WORK INSTRUCTIONS:
Find all the lines with "غريب" and gather them.

Recorded data
○ ○ ○ ○
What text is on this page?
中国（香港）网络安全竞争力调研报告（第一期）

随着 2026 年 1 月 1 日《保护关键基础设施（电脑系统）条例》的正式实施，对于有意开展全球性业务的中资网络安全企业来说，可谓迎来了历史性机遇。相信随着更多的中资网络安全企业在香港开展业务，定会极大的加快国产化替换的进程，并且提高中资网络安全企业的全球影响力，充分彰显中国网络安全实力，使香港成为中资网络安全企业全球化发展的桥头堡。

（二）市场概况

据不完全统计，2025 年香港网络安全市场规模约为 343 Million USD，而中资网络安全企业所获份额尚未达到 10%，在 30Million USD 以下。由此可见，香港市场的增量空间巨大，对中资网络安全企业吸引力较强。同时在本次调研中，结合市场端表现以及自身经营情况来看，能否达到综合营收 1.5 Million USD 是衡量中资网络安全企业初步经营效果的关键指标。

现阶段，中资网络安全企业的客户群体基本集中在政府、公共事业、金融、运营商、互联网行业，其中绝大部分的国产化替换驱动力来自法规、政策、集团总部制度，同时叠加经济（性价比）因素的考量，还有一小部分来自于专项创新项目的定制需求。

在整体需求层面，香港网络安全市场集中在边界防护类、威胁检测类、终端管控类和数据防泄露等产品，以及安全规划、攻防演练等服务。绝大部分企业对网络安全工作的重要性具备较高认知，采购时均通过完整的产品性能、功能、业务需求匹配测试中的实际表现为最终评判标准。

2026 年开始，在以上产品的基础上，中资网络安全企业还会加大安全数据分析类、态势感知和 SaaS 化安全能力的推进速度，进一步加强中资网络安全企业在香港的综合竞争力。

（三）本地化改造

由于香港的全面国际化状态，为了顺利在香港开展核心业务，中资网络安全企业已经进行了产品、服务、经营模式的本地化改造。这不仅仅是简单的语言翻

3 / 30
○ ○ ○ ○
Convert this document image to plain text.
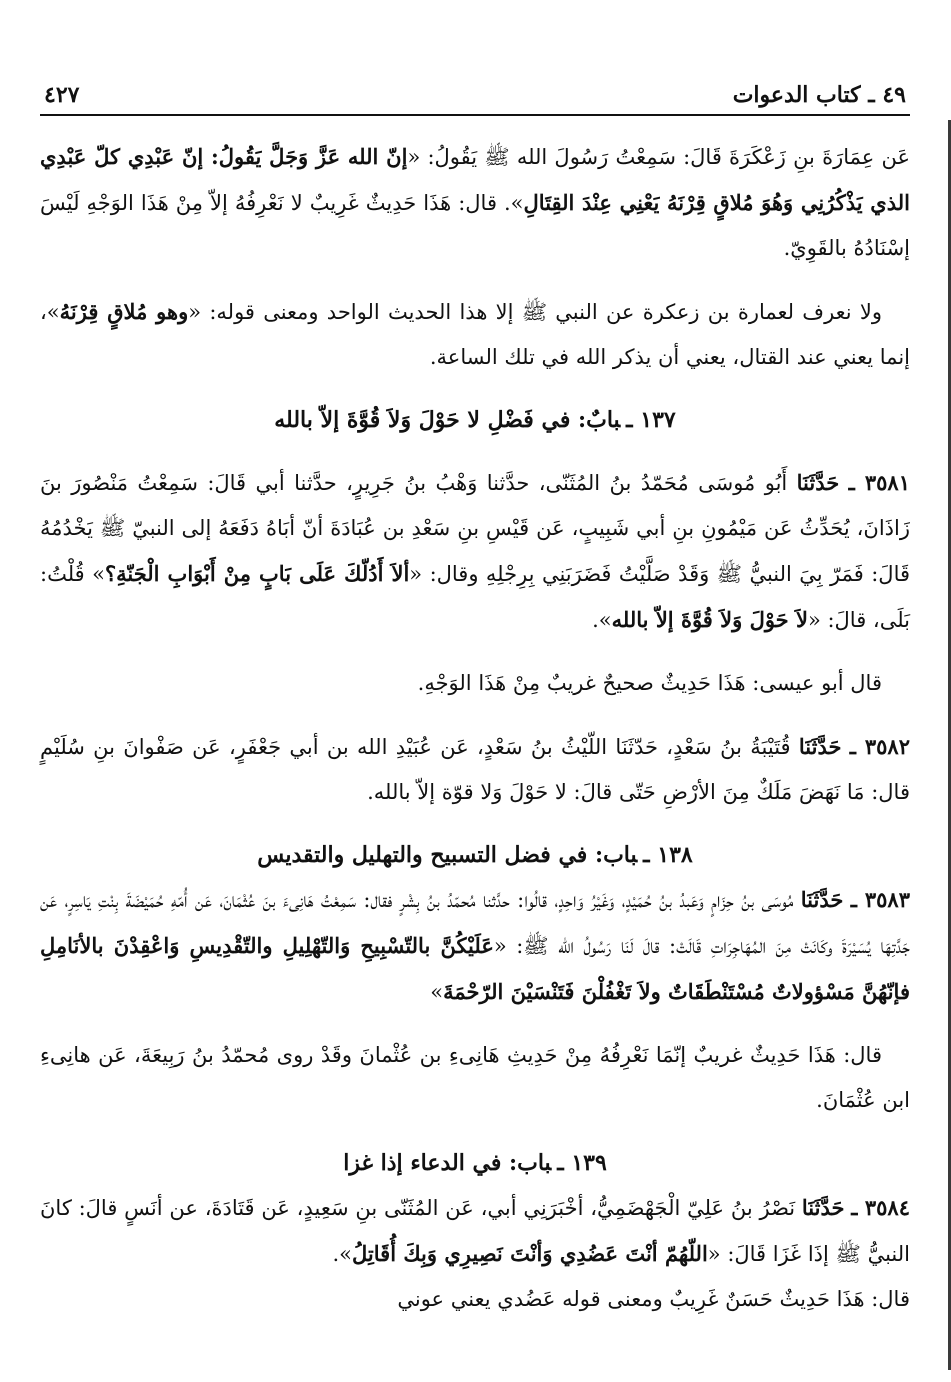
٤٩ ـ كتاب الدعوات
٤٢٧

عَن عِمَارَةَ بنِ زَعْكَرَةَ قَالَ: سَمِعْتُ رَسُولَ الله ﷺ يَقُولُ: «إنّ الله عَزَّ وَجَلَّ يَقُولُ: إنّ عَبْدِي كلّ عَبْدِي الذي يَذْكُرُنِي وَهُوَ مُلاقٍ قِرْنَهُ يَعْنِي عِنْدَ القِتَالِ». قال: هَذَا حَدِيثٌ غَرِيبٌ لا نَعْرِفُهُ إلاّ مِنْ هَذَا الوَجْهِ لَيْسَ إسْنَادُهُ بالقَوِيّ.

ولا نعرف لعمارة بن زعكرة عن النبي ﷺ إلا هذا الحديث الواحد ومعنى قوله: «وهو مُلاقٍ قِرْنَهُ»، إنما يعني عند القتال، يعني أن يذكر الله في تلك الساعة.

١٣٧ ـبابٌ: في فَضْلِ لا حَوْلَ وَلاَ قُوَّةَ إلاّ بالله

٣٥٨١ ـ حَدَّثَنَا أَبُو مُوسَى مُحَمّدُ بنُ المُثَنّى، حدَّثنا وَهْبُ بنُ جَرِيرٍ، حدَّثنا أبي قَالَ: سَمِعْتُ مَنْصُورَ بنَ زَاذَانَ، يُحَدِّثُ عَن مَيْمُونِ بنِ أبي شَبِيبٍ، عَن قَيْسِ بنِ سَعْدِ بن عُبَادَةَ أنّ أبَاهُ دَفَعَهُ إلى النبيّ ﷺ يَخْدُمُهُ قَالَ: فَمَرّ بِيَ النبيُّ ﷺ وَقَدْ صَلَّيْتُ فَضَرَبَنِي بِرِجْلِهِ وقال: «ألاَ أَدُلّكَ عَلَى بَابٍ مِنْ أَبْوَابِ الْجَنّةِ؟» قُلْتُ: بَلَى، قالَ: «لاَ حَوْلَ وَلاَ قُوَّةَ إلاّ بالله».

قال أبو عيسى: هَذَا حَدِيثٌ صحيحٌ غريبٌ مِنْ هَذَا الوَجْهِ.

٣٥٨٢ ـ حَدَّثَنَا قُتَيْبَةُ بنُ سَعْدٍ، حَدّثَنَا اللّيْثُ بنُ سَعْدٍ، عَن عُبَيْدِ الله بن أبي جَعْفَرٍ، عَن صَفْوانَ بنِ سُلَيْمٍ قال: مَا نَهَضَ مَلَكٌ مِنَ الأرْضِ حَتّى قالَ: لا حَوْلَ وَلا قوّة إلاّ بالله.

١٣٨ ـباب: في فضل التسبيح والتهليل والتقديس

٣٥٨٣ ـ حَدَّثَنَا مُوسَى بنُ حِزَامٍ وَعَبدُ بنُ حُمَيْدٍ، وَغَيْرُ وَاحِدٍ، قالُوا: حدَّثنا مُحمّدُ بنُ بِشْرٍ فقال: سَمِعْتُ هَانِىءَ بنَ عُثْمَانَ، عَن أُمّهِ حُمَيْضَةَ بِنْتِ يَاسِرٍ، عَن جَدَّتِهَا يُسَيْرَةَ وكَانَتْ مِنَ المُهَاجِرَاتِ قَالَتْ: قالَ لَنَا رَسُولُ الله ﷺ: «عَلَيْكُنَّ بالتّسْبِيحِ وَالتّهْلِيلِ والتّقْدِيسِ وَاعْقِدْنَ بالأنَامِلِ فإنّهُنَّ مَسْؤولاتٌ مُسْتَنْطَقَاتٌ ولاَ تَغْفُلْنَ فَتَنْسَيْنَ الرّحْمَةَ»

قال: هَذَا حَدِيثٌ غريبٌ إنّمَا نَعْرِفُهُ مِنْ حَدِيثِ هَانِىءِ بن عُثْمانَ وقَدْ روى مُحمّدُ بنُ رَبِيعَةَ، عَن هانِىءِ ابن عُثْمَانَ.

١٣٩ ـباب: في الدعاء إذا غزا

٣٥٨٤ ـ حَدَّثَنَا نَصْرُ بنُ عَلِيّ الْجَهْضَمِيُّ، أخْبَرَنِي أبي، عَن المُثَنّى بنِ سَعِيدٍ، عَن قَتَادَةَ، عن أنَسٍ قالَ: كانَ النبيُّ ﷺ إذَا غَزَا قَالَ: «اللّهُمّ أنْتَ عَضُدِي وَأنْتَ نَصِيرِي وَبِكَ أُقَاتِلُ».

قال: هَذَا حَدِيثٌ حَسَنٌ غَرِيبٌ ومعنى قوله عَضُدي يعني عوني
○ ○ ○ ○
SOLVED EXERCISE:
قال أبو عيسى: هَذَا حَدِيثٌ صحيحٌ غريبٌ مِنْ هَذَا الوَجْهِ.
قال: هَذَا حَدِيثٌ غريبٌ إنّمَا نَعْرِفُهُ مِنْ حَدِيثِ هَانِىءِ بن عُثْمانَ وقَدْ روى مُحمّدُ بنُ رَبِيعَةَ، عَن هانِىءِ ابن عُثْمَانَ.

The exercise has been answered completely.